AIM: Return the entries exactly as they appear, from the start through the line containing "data-label: 1529: [783, 639, 884, 696]", including both of those lines.

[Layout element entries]
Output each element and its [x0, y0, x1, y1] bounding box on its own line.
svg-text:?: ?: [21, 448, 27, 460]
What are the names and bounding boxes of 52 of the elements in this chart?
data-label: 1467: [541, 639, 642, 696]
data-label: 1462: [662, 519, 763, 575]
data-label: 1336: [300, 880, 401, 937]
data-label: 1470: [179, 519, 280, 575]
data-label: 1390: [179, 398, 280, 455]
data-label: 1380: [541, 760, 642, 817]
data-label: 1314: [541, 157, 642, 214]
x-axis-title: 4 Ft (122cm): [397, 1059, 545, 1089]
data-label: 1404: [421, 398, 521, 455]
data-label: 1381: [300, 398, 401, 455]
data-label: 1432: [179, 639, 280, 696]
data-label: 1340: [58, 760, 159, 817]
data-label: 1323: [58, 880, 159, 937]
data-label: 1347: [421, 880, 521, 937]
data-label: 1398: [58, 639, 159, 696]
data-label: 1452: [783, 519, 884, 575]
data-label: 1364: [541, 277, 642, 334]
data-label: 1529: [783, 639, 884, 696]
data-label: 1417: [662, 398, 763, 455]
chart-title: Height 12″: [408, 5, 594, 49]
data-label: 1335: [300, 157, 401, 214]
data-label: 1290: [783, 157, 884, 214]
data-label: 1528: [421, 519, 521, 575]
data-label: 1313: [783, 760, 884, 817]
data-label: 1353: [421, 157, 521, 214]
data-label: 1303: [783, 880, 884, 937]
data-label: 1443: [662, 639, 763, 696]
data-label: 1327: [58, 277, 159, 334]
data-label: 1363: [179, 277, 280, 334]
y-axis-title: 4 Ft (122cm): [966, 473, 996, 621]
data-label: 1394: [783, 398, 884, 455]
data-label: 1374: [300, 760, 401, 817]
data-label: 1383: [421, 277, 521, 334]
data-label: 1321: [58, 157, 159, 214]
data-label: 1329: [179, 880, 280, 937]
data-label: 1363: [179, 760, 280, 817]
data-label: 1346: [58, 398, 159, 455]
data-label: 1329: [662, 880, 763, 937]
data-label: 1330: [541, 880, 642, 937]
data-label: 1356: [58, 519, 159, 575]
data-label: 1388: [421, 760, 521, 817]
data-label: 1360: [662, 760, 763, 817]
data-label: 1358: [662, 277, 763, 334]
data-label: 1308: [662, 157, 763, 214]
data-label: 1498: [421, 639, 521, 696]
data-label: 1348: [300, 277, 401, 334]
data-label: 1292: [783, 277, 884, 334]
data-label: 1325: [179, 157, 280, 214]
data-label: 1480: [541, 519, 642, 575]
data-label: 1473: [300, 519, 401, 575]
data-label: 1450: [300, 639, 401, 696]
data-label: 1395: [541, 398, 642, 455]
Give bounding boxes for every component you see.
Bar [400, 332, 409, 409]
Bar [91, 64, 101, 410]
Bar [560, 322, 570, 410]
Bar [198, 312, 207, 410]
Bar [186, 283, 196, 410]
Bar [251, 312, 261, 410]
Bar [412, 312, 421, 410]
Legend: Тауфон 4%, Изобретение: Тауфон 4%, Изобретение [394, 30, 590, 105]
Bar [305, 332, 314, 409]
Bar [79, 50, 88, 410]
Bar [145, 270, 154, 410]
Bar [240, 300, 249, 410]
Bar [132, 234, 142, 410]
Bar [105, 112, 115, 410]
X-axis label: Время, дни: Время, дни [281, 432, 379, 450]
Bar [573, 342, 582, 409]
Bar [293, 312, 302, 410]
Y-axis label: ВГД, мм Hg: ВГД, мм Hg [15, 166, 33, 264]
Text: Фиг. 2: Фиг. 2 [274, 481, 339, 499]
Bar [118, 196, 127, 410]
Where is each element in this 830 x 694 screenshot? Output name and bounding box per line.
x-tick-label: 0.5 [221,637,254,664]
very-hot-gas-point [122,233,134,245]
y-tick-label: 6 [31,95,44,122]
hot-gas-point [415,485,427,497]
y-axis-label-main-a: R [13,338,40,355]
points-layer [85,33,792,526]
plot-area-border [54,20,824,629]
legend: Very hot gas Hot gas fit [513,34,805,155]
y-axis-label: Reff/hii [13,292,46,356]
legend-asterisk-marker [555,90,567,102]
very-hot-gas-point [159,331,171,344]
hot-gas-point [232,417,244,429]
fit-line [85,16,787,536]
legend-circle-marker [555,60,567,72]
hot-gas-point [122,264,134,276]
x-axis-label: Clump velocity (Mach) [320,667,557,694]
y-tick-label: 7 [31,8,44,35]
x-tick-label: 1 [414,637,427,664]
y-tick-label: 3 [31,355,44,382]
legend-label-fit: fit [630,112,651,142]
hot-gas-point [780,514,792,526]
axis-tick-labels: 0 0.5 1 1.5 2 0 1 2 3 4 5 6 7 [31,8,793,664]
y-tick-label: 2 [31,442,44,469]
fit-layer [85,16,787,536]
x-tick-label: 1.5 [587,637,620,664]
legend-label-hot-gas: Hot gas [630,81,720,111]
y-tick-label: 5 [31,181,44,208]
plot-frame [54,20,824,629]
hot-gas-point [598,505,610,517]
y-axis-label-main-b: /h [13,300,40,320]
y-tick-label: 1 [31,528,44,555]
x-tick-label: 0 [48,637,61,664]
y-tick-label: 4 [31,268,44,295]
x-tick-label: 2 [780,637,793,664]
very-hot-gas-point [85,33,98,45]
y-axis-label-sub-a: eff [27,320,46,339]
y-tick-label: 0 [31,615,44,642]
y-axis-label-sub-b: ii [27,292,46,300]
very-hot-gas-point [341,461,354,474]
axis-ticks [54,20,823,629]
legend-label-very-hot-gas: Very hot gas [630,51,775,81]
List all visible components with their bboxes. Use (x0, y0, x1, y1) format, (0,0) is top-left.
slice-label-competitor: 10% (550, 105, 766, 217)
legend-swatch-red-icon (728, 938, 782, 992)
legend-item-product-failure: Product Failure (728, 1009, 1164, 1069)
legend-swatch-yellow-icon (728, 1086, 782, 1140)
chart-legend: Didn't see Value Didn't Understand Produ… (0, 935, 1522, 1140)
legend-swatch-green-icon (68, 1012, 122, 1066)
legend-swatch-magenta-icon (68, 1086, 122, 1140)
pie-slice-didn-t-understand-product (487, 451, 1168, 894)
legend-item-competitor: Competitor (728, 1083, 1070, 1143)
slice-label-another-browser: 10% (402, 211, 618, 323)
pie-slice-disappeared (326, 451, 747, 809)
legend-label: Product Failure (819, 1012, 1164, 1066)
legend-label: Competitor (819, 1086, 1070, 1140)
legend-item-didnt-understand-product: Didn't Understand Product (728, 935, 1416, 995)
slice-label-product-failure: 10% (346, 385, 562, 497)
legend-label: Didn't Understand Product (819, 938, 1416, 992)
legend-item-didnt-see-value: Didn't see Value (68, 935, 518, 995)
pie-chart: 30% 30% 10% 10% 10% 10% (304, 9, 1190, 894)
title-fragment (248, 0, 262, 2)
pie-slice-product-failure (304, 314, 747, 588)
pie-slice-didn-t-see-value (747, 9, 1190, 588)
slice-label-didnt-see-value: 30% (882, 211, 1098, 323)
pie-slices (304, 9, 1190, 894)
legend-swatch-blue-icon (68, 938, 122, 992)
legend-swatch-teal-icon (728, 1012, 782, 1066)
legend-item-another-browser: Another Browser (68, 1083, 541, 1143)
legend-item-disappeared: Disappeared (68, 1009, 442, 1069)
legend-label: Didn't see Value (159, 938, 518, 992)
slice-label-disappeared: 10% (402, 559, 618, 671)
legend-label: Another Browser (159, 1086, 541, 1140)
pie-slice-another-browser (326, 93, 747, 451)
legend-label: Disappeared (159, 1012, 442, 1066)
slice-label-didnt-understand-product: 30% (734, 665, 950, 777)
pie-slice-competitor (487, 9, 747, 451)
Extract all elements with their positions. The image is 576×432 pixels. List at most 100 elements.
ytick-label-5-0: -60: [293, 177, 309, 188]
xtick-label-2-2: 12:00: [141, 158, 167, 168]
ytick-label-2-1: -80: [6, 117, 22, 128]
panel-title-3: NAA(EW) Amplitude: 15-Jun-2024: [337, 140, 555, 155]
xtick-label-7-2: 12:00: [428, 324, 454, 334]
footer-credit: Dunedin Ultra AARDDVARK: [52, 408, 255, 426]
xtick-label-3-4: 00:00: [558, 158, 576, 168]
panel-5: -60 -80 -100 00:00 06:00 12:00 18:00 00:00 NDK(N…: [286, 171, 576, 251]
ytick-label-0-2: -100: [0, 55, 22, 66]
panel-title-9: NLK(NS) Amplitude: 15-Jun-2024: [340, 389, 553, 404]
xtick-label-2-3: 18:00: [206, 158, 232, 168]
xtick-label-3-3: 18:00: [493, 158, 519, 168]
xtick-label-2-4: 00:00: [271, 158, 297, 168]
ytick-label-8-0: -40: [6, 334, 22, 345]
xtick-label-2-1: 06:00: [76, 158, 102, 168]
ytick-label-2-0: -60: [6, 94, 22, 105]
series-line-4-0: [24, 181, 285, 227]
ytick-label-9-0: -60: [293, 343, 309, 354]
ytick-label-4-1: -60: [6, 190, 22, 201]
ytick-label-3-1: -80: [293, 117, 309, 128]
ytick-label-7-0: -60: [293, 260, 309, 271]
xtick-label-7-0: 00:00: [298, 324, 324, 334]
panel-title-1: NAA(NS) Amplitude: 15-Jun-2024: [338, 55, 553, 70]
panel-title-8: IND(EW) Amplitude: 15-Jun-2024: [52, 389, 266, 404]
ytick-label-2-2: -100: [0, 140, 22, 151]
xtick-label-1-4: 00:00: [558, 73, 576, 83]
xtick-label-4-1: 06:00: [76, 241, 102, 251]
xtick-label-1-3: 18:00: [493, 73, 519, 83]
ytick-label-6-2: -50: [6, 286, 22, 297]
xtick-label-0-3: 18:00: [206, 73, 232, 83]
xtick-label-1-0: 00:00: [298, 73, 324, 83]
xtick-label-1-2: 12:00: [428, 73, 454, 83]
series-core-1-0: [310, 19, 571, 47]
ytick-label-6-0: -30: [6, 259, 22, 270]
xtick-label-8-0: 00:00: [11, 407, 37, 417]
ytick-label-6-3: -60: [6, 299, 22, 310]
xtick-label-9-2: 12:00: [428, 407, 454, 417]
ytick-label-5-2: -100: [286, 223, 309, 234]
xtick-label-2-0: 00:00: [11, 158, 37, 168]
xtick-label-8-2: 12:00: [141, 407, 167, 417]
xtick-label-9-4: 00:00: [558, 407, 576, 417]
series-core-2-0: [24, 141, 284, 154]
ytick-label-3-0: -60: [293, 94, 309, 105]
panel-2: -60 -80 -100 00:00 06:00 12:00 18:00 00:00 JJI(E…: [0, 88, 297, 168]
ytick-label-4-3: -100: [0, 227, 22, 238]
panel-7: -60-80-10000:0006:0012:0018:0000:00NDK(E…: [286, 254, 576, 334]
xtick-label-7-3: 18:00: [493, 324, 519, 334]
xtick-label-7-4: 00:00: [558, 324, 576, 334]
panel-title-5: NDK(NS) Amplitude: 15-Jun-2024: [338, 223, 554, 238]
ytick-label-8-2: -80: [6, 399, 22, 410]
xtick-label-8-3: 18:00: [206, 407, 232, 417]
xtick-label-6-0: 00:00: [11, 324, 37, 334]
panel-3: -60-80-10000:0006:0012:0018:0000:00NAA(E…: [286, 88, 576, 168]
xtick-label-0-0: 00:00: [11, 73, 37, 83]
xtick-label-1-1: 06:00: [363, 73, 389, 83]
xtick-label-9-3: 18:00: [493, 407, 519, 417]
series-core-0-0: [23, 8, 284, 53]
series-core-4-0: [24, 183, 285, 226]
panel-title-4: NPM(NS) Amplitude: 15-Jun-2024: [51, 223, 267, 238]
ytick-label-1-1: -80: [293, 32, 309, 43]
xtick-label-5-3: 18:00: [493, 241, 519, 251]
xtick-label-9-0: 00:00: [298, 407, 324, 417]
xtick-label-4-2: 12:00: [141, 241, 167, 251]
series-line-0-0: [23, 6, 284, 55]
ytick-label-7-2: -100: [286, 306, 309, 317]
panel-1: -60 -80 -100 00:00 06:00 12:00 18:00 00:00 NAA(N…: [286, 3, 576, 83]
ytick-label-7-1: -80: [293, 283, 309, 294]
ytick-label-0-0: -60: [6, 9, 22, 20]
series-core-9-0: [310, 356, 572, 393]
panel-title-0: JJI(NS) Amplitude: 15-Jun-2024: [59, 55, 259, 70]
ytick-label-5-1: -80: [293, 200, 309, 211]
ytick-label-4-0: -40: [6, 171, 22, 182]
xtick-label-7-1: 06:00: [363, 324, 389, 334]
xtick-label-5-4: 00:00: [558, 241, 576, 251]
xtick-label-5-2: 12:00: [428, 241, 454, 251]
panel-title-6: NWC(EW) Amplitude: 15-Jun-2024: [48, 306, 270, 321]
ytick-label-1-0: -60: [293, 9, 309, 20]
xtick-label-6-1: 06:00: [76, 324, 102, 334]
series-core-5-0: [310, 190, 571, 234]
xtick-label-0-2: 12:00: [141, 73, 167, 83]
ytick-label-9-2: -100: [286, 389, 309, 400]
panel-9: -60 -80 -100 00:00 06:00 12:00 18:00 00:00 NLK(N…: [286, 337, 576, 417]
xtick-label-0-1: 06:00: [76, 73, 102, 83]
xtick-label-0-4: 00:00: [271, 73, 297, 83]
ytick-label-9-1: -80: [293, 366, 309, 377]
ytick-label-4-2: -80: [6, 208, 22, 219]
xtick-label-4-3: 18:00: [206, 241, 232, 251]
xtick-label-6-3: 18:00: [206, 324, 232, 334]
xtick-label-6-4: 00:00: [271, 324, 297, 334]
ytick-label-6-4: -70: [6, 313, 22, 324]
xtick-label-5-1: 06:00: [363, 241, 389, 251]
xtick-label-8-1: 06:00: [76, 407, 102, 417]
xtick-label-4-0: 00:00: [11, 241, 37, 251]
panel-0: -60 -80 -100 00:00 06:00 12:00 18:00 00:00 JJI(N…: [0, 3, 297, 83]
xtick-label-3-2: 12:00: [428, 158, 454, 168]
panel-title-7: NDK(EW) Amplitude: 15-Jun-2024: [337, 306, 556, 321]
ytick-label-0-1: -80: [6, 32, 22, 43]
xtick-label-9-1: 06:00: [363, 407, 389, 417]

WORKED SOLUTION:
Output each element and its [x0, y0, x1, y1] bounding box on its own line.
svg-text:?: ?: [21, 448, 27, 460]
What are the names and bounding boxes of 52 of the elements in this chart?
data-label: 1467: [541, 639, 642, 696]
data-label: 1462: [662, 519, 763, 575]
data-label: 1336: [300, 880, 401, 937]
data-label: 1470: [179, 519, 280, 575]
data-label: 1390: [179, 398, 280, 455]
data-label: 1380: [541, 760, 642, 817]
data-label: 1314: [541, 157, 642, 214]
x-axis-title: 4 Ft (122cm): [397, 1059, 545, 1089]
data-label: 1404: [421, 398, 521, 455]
data-label: 1381: [300, 398, 401, 455]
data-label: 1432: [179, 639, 280, 696]
data-label: 1340: [58, 760, 159, 817]
data-label: 1323: [58, 880, 159, 937]
data-label: 1347: [421, 880, 521, 937]
data-label: 1398: [58, 639, 159, 696]
data-label: 1452: [783, 519, 884, 575]
data-label: 1364: [541, 277, 642, 334]
data-label: 1529: [783, 639, 884, 696]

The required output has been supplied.